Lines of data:
»»

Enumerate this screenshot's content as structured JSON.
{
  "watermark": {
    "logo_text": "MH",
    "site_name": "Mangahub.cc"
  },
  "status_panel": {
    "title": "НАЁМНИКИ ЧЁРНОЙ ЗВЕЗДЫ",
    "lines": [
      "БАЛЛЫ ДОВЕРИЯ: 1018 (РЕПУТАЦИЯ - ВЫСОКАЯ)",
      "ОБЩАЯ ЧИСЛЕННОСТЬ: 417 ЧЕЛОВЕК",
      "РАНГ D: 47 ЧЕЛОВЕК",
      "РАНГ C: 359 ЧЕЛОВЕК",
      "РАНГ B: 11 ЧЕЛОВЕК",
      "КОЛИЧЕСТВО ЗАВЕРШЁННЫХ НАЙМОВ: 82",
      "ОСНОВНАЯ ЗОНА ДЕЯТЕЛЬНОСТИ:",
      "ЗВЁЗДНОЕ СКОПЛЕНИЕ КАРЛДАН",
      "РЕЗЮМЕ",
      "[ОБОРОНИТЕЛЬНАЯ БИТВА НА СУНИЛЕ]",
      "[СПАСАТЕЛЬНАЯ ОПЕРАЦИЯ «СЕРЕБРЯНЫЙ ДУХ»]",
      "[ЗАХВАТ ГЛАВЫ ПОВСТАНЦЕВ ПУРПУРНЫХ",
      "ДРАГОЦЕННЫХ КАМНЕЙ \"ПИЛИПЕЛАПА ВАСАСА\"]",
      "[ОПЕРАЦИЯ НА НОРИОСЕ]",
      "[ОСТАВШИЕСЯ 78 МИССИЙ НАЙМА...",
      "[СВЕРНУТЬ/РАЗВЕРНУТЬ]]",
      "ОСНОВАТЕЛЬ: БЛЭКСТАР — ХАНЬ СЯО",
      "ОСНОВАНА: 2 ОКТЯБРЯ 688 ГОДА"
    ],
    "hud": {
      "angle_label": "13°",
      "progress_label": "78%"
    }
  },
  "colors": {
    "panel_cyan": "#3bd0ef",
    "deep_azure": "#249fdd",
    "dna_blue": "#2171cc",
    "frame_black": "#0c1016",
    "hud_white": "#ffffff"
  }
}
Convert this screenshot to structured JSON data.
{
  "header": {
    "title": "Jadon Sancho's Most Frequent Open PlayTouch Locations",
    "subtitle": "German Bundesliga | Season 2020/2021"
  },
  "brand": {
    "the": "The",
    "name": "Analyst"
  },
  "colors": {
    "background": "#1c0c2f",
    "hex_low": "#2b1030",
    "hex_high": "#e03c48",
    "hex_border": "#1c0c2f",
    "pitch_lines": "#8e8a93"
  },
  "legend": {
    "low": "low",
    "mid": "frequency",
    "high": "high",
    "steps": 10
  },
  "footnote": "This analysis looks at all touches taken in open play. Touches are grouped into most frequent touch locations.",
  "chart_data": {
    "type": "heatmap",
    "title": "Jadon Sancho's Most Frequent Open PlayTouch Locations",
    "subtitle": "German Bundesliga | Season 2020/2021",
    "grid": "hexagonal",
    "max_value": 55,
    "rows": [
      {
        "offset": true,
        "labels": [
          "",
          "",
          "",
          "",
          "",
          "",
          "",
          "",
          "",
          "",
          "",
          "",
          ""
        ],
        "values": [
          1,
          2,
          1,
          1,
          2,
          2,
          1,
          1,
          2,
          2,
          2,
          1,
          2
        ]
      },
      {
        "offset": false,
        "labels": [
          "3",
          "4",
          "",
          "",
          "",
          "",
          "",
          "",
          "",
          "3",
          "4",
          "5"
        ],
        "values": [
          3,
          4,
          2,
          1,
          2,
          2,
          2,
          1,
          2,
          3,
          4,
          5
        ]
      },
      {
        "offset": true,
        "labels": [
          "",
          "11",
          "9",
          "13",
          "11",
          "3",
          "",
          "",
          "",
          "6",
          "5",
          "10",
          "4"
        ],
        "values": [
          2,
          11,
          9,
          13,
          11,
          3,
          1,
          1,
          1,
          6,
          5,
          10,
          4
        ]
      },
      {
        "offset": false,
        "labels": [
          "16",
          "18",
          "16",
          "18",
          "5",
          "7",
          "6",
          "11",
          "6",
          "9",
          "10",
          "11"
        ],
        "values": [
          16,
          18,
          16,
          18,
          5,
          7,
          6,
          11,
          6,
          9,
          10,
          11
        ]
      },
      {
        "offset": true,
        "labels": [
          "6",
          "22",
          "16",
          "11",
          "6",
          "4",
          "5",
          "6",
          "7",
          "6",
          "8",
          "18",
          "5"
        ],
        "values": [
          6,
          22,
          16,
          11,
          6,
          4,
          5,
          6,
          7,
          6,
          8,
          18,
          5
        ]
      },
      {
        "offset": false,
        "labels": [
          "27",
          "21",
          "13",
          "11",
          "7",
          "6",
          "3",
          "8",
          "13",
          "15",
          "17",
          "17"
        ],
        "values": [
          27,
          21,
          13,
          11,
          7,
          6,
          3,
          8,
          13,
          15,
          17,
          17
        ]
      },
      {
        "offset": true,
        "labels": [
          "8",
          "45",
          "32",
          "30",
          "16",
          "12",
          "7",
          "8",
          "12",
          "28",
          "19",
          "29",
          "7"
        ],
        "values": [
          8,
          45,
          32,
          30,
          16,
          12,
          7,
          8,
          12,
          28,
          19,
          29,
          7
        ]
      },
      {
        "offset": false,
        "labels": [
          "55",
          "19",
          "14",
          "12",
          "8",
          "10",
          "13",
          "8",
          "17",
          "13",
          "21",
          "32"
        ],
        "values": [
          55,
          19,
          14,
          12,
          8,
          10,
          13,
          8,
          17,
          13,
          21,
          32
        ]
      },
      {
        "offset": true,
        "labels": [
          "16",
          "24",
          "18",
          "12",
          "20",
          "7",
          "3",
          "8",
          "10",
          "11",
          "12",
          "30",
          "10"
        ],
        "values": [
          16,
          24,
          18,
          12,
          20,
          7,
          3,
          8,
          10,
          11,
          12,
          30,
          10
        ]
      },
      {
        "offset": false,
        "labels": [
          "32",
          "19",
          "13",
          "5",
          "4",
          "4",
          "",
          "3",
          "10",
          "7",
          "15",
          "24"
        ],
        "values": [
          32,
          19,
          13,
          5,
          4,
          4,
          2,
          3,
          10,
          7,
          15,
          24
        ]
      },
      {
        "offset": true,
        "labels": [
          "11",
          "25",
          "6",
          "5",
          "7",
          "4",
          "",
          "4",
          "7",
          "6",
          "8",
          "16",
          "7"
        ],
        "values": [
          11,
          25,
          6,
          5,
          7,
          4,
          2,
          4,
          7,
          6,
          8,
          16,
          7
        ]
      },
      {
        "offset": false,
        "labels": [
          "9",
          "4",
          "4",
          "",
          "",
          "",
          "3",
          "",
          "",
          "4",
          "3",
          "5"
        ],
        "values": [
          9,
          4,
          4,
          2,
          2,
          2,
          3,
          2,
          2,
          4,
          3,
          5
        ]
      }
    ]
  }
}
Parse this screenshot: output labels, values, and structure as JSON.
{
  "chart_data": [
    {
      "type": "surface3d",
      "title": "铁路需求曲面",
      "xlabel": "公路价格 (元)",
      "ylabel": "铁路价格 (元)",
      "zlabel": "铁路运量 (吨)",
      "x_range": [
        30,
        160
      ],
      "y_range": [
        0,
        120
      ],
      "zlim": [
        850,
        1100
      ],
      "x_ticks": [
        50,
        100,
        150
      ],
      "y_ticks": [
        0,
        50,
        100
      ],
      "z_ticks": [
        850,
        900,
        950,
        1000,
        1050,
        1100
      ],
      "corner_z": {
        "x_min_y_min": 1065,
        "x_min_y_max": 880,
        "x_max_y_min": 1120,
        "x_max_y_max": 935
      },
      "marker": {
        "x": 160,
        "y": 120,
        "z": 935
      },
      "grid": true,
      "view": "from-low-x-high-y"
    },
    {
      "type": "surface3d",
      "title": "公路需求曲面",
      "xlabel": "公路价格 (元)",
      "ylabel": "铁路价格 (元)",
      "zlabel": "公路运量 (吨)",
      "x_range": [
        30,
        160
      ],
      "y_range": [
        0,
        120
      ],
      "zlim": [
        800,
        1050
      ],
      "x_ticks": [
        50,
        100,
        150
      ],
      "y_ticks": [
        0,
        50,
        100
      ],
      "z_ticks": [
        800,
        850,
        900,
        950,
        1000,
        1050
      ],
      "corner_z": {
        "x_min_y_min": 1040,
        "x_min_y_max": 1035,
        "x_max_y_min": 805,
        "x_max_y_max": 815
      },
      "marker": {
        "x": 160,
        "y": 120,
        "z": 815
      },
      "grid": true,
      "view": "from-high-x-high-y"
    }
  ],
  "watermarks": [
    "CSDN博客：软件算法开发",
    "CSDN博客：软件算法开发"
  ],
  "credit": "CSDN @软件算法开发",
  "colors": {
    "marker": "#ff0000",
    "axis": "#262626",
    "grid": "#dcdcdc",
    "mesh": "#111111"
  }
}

««

## Request:
Take every line above carrying "subtitle" and return it.

## In response:
    "subtitle": "German Bundesliga | Season 2020/2021"
    "subtitle": "German Bundesliga | Season 2020/2021",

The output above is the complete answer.